#### GIVEN RECORDS
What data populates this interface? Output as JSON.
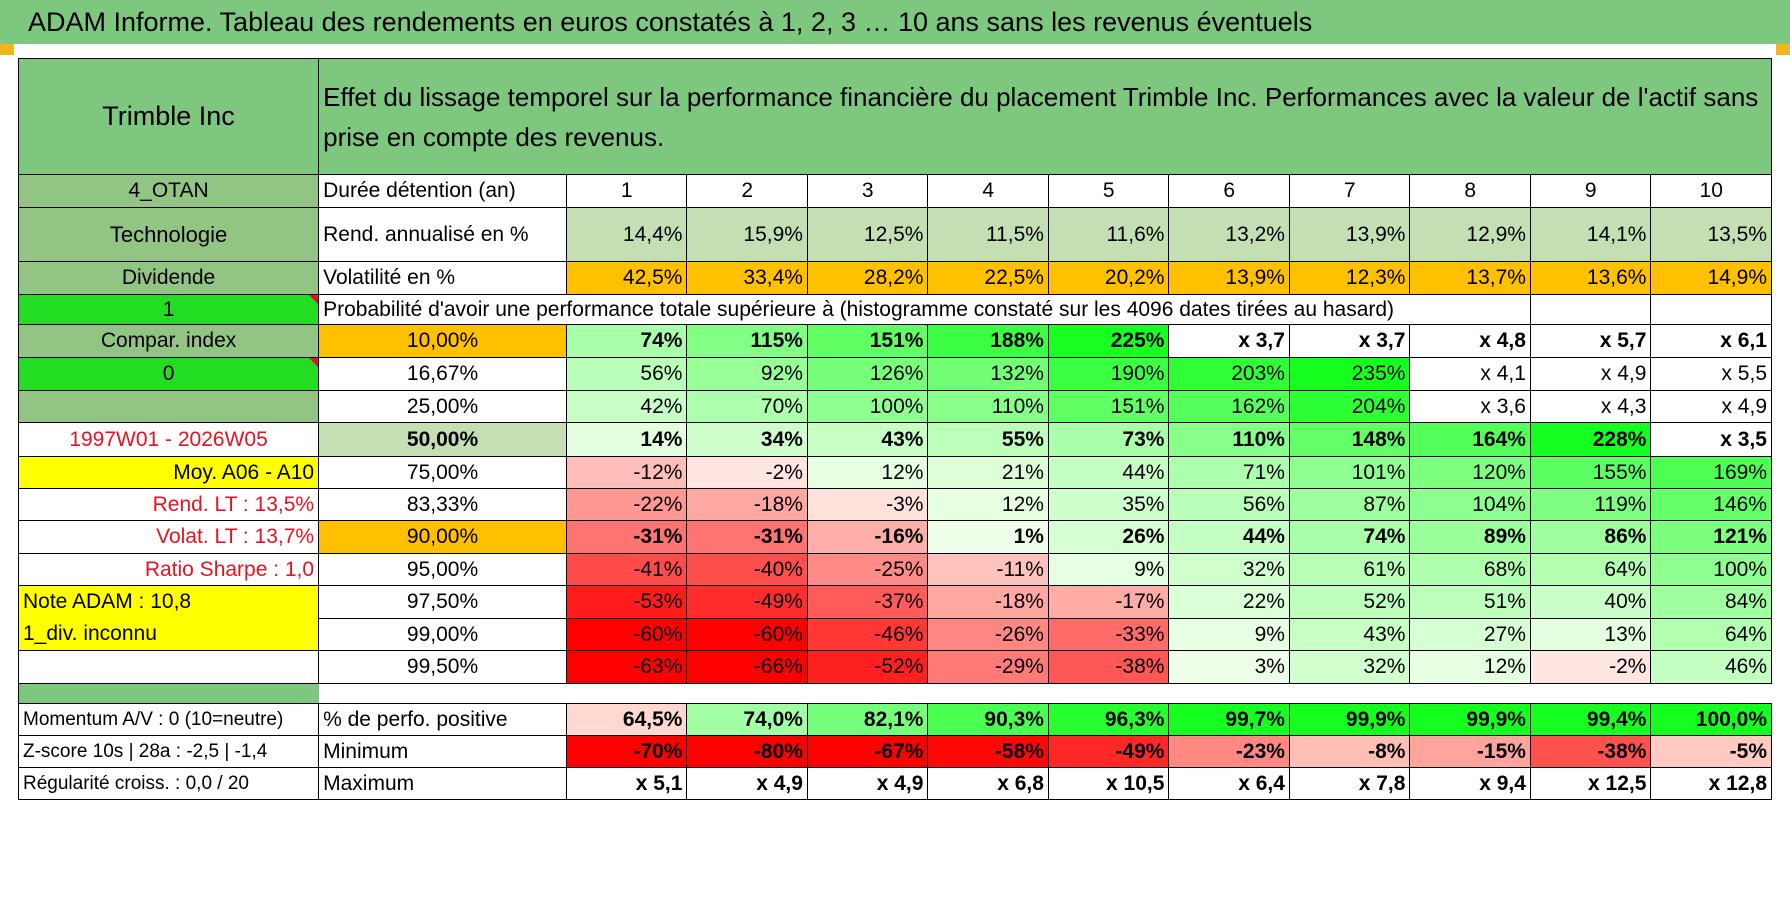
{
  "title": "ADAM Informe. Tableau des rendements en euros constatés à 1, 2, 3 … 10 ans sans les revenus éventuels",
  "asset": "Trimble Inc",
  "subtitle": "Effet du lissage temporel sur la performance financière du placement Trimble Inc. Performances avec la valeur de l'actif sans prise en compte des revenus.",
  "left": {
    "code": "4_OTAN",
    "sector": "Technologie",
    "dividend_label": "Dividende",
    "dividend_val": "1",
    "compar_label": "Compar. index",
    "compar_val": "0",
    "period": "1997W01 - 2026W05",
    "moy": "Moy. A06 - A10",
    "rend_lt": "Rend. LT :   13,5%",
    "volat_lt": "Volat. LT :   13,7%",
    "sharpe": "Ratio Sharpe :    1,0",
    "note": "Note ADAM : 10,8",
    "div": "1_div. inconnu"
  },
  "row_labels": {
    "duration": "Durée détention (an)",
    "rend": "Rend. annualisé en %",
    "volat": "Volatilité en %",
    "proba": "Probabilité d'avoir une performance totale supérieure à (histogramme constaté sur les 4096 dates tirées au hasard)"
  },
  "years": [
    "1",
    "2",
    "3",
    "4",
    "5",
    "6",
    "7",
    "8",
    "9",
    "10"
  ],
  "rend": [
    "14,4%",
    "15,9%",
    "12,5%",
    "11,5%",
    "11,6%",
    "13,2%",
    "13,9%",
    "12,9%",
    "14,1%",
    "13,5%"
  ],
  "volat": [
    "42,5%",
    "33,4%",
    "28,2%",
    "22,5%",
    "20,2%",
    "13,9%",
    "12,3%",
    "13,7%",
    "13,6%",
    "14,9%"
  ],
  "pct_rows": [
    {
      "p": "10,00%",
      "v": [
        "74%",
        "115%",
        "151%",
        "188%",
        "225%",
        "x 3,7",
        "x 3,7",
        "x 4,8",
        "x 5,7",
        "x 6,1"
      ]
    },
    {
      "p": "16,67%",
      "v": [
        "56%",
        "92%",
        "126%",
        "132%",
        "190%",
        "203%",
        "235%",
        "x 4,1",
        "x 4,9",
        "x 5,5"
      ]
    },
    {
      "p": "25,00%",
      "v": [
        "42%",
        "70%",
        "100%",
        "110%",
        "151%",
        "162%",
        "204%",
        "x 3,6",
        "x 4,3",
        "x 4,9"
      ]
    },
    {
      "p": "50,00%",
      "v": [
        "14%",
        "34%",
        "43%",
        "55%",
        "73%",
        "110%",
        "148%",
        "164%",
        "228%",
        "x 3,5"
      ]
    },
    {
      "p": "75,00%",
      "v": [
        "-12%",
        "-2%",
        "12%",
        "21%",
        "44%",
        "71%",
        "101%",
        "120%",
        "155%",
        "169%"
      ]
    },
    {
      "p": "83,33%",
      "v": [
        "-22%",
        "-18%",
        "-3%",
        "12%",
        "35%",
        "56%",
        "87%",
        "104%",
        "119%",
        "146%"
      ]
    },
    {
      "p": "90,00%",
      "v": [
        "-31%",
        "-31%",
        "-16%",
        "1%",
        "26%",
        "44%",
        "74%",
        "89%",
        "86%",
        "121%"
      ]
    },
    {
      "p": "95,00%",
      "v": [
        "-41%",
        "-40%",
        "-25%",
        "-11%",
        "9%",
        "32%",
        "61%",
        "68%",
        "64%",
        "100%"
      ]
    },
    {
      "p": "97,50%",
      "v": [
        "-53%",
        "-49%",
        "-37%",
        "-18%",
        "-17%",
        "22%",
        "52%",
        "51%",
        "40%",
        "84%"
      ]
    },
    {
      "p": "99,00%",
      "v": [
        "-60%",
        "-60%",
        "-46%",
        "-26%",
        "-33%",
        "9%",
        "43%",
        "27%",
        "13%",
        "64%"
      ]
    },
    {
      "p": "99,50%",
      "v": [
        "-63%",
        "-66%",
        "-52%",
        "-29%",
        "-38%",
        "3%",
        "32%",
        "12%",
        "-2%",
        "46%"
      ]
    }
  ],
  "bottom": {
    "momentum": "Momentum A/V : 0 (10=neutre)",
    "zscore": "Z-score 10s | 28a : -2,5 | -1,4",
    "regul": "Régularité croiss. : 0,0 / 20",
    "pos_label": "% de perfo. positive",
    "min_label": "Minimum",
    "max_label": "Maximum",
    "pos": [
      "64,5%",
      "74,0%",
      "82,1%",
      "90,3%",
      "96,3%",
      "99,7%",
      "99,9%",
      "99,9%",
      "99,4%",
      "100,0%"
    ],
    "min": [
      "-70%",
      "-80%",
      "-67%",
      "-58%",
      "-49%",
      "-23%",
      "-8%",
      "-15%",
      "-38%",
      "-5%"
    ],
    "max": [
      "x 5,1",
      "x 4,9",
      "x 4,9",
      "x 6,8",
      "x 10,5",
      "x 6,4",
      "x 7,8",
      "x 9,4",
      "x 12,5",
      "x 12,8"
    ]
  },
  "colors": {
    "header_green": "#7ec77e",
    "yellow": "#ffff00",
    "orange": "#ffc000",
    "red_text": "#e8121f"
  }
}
########
#### GIVEN RECORDS
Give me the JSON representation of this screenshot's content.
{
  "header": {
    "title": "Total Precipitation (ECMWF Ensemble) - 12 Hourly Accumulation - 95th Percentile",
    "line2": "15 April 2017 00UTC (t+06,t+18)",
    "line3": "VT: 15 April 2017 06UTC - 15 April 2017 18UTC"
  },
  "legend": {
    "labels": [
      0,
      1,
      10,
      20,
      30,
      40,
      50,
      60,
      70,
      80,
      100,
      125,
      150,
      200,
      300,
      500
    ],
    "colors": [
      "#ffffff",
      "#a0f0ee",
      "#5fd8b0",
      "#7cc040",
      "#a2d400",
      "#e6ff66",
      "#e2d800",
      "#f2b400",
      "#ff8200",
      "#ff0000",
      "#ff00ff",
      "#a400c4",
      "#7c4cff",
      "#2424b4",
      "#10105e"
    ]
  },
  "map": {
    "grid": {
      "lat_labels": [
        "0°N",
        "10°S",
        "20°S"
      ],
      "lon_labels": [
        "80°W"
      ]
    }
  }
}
########
#### GIVEN RECORDS
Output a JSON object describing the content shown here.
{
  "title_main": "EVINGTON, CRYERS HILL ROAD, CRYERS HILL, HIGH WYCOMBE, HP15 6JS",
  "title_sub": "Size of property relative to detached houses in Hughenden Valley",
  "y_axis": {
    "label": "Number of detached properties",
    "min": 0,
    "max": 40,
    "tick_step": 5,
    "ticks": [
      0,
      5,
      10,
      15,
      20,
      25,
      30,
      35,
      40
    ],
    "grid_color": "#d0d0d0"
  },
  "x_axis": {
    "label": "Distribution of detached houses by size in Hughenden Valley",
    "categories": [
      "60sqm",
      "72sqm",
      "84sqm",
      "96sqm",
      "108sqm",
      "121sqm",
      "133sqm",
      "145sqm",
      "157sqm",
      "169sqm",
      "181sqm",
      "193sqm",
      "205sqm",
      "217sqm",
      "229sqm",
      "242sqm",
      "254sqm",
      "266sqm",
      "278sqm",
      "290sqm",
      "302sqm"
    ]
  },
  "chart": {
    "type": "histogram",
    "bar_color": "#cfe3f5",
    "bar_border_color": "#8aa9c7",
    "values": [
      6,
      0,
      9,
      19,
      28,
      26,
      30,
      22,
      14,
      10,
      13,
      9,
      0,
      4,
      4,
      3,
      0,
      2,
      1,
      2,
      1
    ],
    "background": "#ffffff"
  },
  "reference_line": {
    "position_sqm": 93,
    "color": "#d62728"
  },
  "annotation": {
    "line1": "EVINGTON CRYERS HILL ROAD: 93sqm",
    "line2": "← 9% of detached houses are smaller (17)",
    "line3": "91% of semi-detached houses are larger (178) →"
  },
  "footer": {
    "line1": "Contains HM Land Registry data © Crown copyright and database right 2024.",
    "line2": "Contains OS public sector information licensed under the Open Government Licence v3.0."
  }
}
########
■ GOAL ■
Write down only the number of lines that contain the string "revenus" in the listing.

■ SOLUTION FOR THIS PROBLEM ■
2